* BEGIN *

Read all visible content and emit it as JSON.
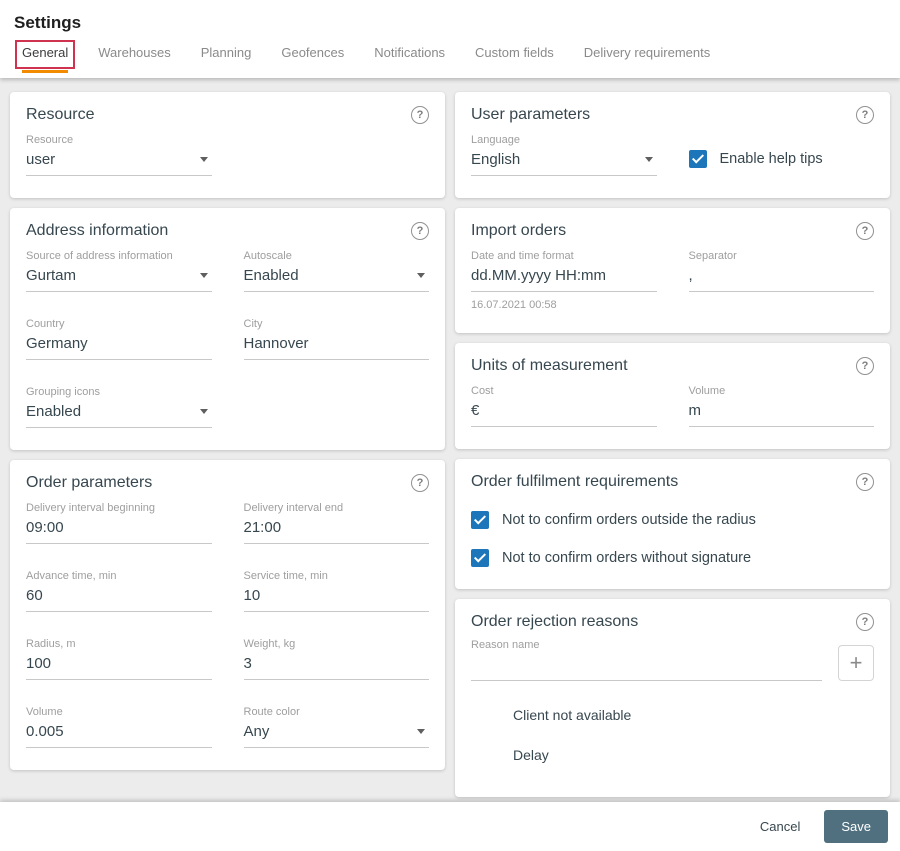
{
  "header": {
    "title": "Settings"
  },
  "tabs": [
    {
      "label": "General",
      "active": true
    },
    {
      "label": "Warehouses",
      "active": false
    },
    {
      "label": "Planning",
      "active": false
    },
    {
      "label": "Geofences",
      "active": false
    },
    {
      "label": "Notifications",
      "active": false
    },
    {
      "label": "Custom fields",
      "active": false
    },
    {
      "label": "Delivery requirements",
      "active": false
    }
  ],
  "icons": {
    "help": "?",
    "add": "+"
  },
  "resource": {
    "title": "Resource",
    "resource_label": "Resource",
    "resource_value": "user"
  },
  "user_parameters": {
    "title": "User parameters",
    "language_label": "Language",
    "language_value": "English",
    "enable_help_tips_label": "Enable help tips",
    "enable_help_tips_checked": true
  },
  "address_information": {
    "title": "Address information",
    "source_label": "Source of address information",
    "source_value": "Gurtam",
    "autoscale_label": "Autoscale",
    "autoscale_value": "Enabled",
    "country_label": "Country",
    "country_value": "Germany",
    "city_label": "City",
    "city_value": "Hannover",
    "grouping_icons_label": "Grouping icons",
    "grouping_icons_value": "Enabled"
  },
  "import_orders": {
    "title": "Import orders",
    "datetime_label": "Date and time format",
    "datetime_value": "dd.MM.yyyy HH:mm",
    "datetime_hint": "16.07.2021 00:58",
    "separator_label": "Separator",
    "separator_value": ","
  },
  "units": {
    "title": "Units of measurement",
    "cost_label": "Cost",
    "cost_value": "€",
    "volume_label": "Volume",
    "volume_value": "m"
  },
  "order_parameters": {
    "title": "Order parameters",
    "fields": [
      {
        "label": "Delivery interval beginning",
        "value": "09:00"
      },
      {
        "label": "Delivery interval end",
        "value": "21:00"
      },
      {
        "label": "Advance time, min",
        "value": "60"
      },
      {
        "label": "Service time, min",
        "value": "10"
      },
      {
        "label": "Radius, m",
        "value": "100"
      },
      {
        "label": "Weight, kg",
        "value": "3"
      },
      {
        "label": "Volume",
        "value": "0.005"
      },
      {
        "label": "Route color",
        "value": "Any"
      }
    ]
  },
  "order_fulfilment": {
    "title": "Order fulfilment requirements",
    "checkboxes": [
      {
        "label": "Not to confirm orders outside the radius",
        "checked": true
      },
      {
        "label": "Not to confirm orders without signature",
        "checked": true
      }
    ]
  },
  "order_rejection": {
    "title": "Order rejection reasons",
    "reason_label": "Reason name",
    "reason_value": "",
    "reasons": [
      "Client not available",
      "Delay"
    ]
  },
  "footer": {
    "cancel": "Cancel",
    "save": "Save"
  },
  "colors": {
    "accent_orange": "#f28b00",
    "annotation_red": "#cf3350",
    "checkbox_blue": "#1d76ba",
    "save_button": "#50707f",
    "background": "#ececec"
  }
}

* END *

Directions:
Go through the listing above and quote it exactly, apart from its images.

Worked answer:
Read all visible content and emit it as JSON.
{
  "header": {
    "title": "Settings"
  },
  "tabs": [
    {
      "label": "General",
      "active": true
    },
    {
      "label": "Warehouses",
      "active": false
    },
    {
      "label": "Planning",
      "active": false
    },
    {
      "label": "Geofences",
      "active": false
    },
    {
      "label": "Notifications",
      "active": false
    },
    {
      "label": "Custom fields",
      "active": false
    },
    {
      "label": "Delivery requirements",
      "active": false
    }
  ],
  "icons": {
    "help": "?",
    "add": "+"
  },
  "resource": {
    "title": "Resource",
    "resource_label": "Resource",
    "resource_value": "user"
  },
  "user_parameters": {
    "title": "User parameters",
    "language_label": "Language",
    "language_value": "English",
    "enable_help_tips_label": "Enable help tips",
    "enable_help_tips_checked": true
  },
  "address_information": {
    "title": "Address information",
    "source_label": "Source of address information",
    "source_value": "Gurtam",
    "autoscale_label": "Autoscale",
    "autoscale_value": "Enabled",
    "country_label": "Country",
    "country_value": "Germany",
    "city_label": "City",
    "city_value": "Hannover",
    "grouping_icons_label": "Grouping icons",
    "grouping_icons_value": "Enabled"
  },
  "import_orders": {
    "title": "Import orders",
    "datetime_label": "Date and time format",
    "datetime_value": "dd.MM.yyyy HH:mm",
    "datetime_hint": "16.07.2021 00:58",
    "separator_label": "Separator",
    "separator_value": ","
  },
  "units": {
    "title": "Units of measurement",
    "cost_label": "Cost",
    "cost_value": "€",
    "volume_label": "Volume",
    "volume_value": "m"
  },
  "order_parameters": {
    "title": "Order parameters",
    "fields": [
      {
        "label": "Delivery interval beginning",
        "value": "09:00"
      },
      {
        "label": "Delivery interval end",
        "value": "21:00"
      },
      {
        "label": "Advance time, min",
        "value": "60"
      },
      {
        "label": "Service time, min",
        "value": "10"
      },
      {
        "label": "Radius, m",
        "value": "100"
      },
      {
        "label": "Weight, kg",
        "value": "3"
      },
      {
        "label": "Volume",
        "value": "0.005"
      },
      {
        "label": "Route color",
        "value": "Any"
      }
    ]
  },
  "order_fulfilment": {
    "title": "Order fulfilment requirements",
    "checkboxes": [
      {
        "label": "Not to confirm orders outside the radius",
        "checked": true
      },
      {
        "label": "Not to confirm orders without signature",
        "checked": true
      }
    ]
  },
  "order_rejection": {
    "title": "Order rejection reasons",
    "reason_label": "Reason name",
    "reason_value": "",
    "reasons": [
      "Client not available",
      "Delay"
    ]
  },
  "footer": {
    "cancel": "Cancel",
    "save": "Save"
  },
  "colors": {
    "accent_orange": "#f28b00",
    "annotation_red": "#cf3350",
    "checkbox_blue": "#1d76ba",
    "save_button": "#50707f",
    "background": "#ececec"
  }
}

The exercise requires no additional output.